***** Data excerpts *****

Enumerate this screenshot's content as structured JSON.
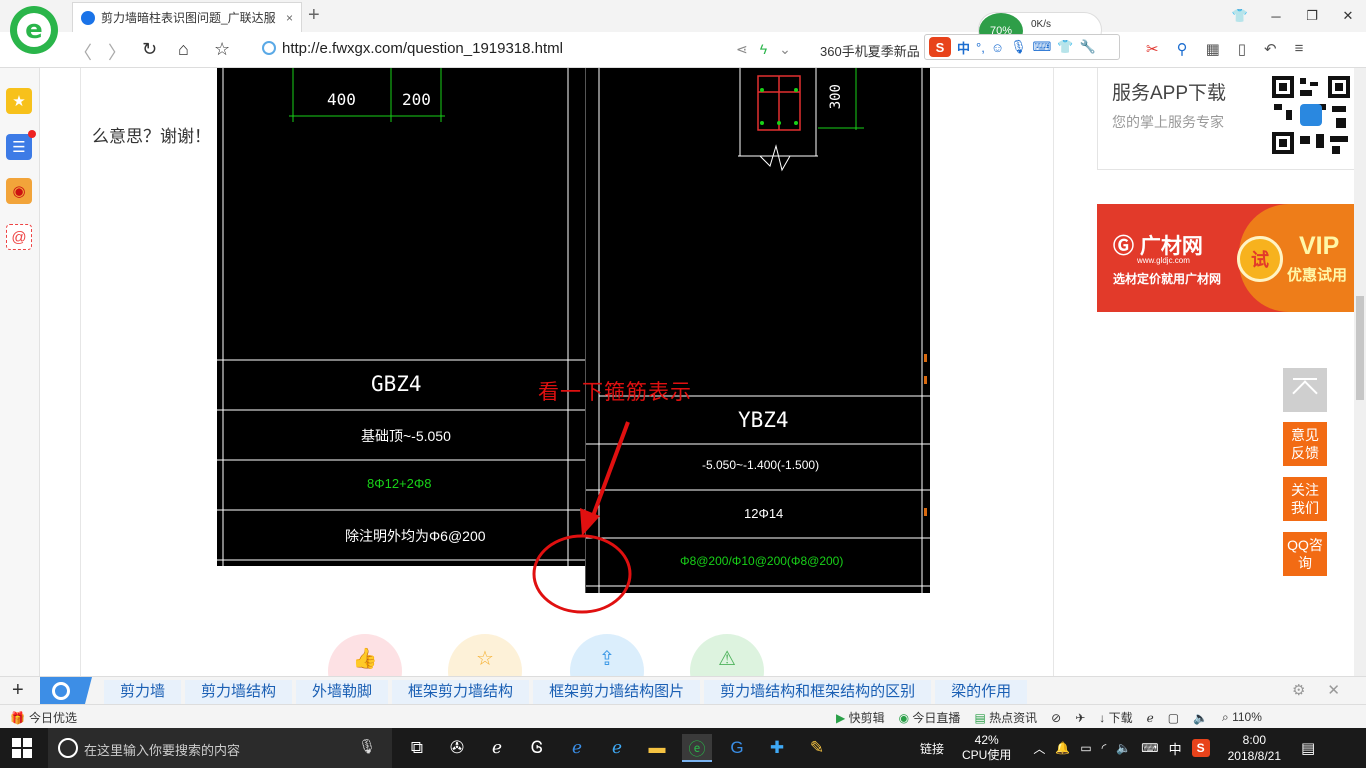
{
  "browser": {
    "tab_title": "剪力墙暗柱表识图问题_广联达服",
    "tab_close": "×",
    "new_tab": "+",
    "url": "http://e.fwxgx.com/question_1919318.html",
    "news_ticker": "360手机夏季新品",
    "cpu_widget": "70%",
    "net_speed": "0K/s"
  },
  "ime": {
    "logo": "S",
    "mode": "中"
  },
  "page": {
    "question_tail": "么意思？谢谢！",
    "annotation": "看一下箍筋表示"
  },
  "cad_left": {
    "dim_1": "400",
    "dim_2": "200",
    "name": "GBZ4",
    "elevation": "基础顶~-5.050",
    "longitudinal": "8Φ12+2Φ8",
    "stirrup": "除注明外均为Φ6@200"
  },
  "cad_right": {
    "dim": "300",
    "name": "YBZ4",
    "elevation": "-5.050~-1.400(-1.500)",
    "longitudinal": "12Φ14",
    "stirrup": "Φ8@200/Φ10@200(Φ8@200)"
  },
  "sidebar_app": {
    "title": "服务APP下载",
    "desc": "您的掌上服务专家"
  },
  "ad": {
    "brand": "广材网",
    "site": "www.gldjc.com",
    "slogan": "选材定价就用广材网",
    "badge": "试",
    "vip": "VIP",
    "trial": "优惠试用"
  },
  "float_buttons": {
    "feedback": "意见反馈",
    "follow": "关注我们",
    "qq": "QQ咨询"
  },
  "hot_tags": [
    "剪力墙",
    "剪力墙结构",
    "外墙勒脚",
    "框架剪力墙结构",
    "框架剪力墙结构图片",
    "剪力墙结构和框架结构的区别",
    "梁的作用"
  ],
  "statusbar": {
    "left": "今日优选",
    "clip": "快剪辑",
    "live": "今日直播",
    "news": "热点资讯",
    "download": "下载",
    "zoom": "110%"
  },
  "taskbar": {
    "search_placeholder": "在这里输入你要搜索的内容",
    "link": "链接",
    "cpu_pct": "42%",
    "cpu_label": "CPU使用",
    "ime": "中",
    "time": "8:00",
    "date": "2018/8/21"
  }
}
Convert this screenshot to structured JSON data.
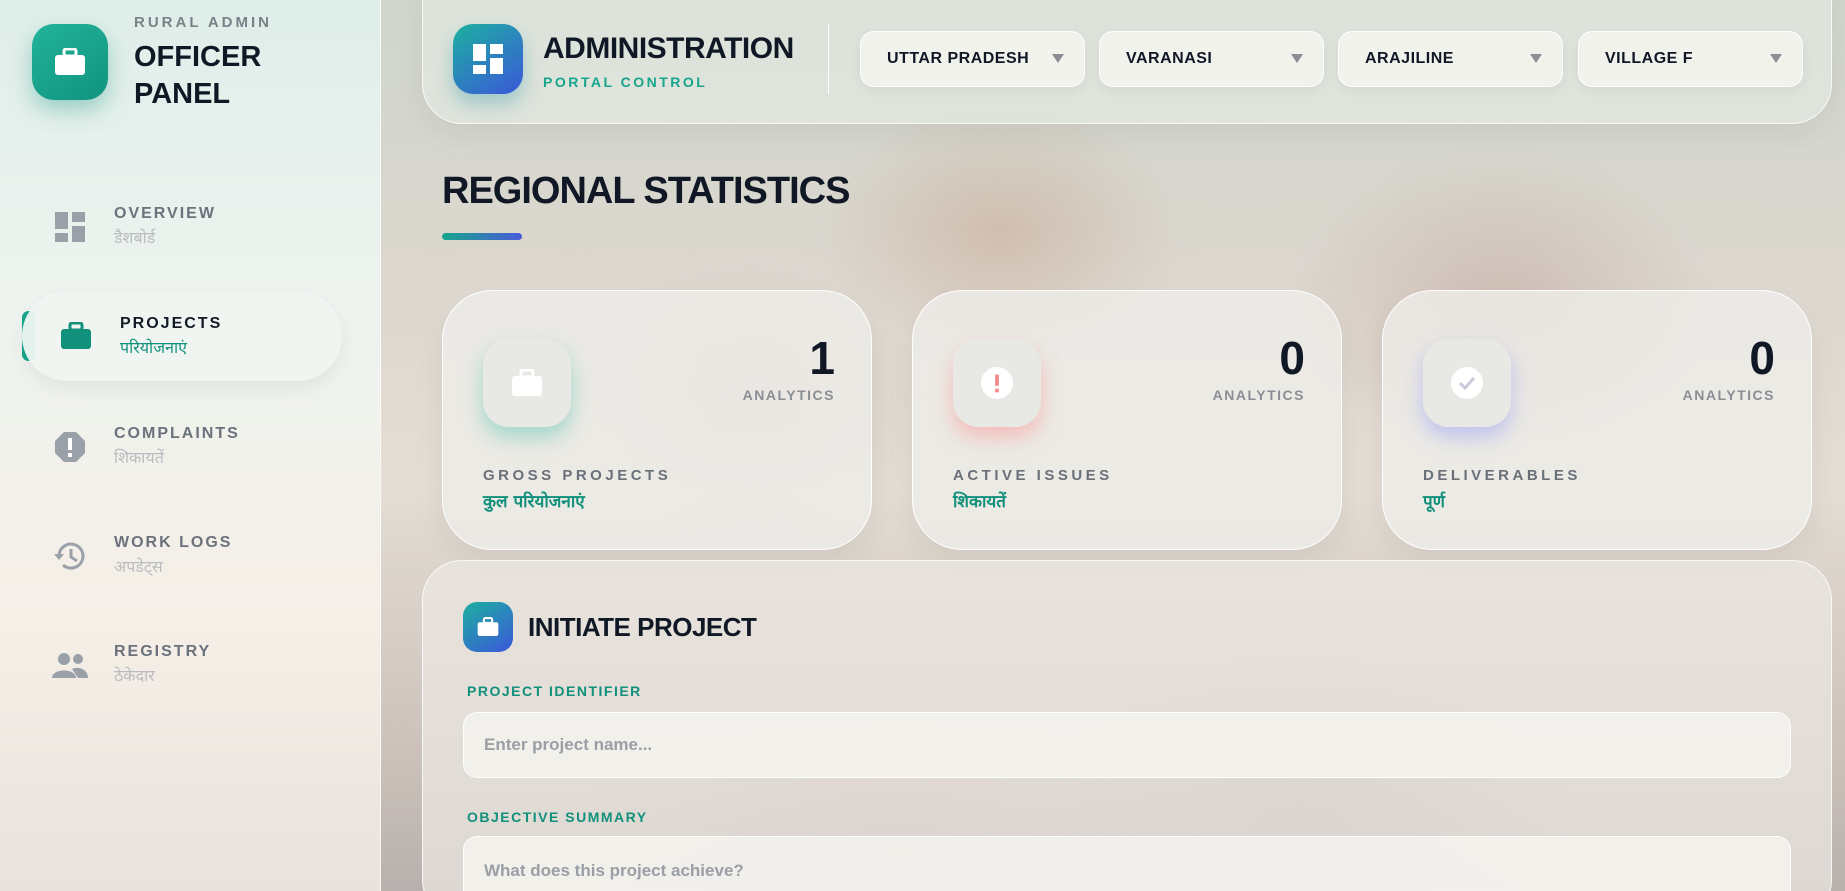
{
  "brand": {
    "subtitle": "RURAL ADMIN",
    "title": "OFFICER PANEL",
    "icon": "briefcase-icon"
  },
  "sidebar": {
    "items": [
      {
        "label": "OVERVIEW",
        "hindi": "डैशबोर्ड",
        "icon": "dashboard-icon",
        "active": false
      },
      {
        "label": "PROJECTS",
        "hindi": "परियोजनाएं",
        "icon": "briefcase-icon",
        "active": true
      },
      {
        "label": "COMPLAINTS",
        "hindi": "शिकायतें",
        "icon": "alert-icon",
        "active": false
      },
      {
        "label": "WORK LOGS",
        "hindi": "अपडेट्स",
        "icon": "history-icon",
        "active": false
      },
      {
        "label": "REGISTRY",
        "hindi": "ठेकेदार",
        "icon": "people-icon",
        "active": false
      }
    ]
  },
  "header": {
    "title": "ADMINISTRATION",
    "subtitle": "PORTAL CONTROL",
    "filters": [
      {
        "value": "UTTAR PRADESH"
      },
      {
        "value": "VARANASI"
      },
      {
        "value": "ARAJILINE"
      },
      {
        "value": "VILLAGE F"
      }
    ]
  },
  "main": {
    "section_title": "REGIONAL STATISTICS",
    "stats": [
      {
        "value": "1",
        "caption": "ANALYTICS",
        "label": "GROSS PROJECTS",
        "hindi": "कुल परियोजनाएं",
        "icon": "briefcase-icon",
        "glow": "#18b39a"
      },
      {
        "value": "0",
        "caption": "ANALYTICS",
        "label": "ACTIVE ISSUES",
        "hindi": "शिकायतें",
        "icon": "alert-icon",
        "glow": "#ff6b6b"
      },
      {
        "value": "0",
        "caption": "ANALYTICS",
        "label": "DELIVERABLES",
        "hindi": "पूर्ण",
        "icon": "check-icon",
        "glow": "#6b7bff"
      }
    ],
    "form": {
      "title": "INITIATE PROJECT",
      "fields": [
        {
          "label": "PROJECT IDENTIFIER",
          "placeholder": "Enter project name..."
        },
        {
          "label": "OBJECTIVE SUMMARY",
          "placeholder": "What does this project achieve?"
        }
      ]
    }
  },
  "colors": {
    "accent": "#17a58c",
    "gradient_end": "#4a5bd9",
    "text": "#101826"
  }
}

*****

_Written request_
Which lines hold the word "elevation"? Copy all of them.

_Answer to the task_
    "elevation": "基础顶~-5.050",
    "elevation": "-5.050~-1.400(-1.500)",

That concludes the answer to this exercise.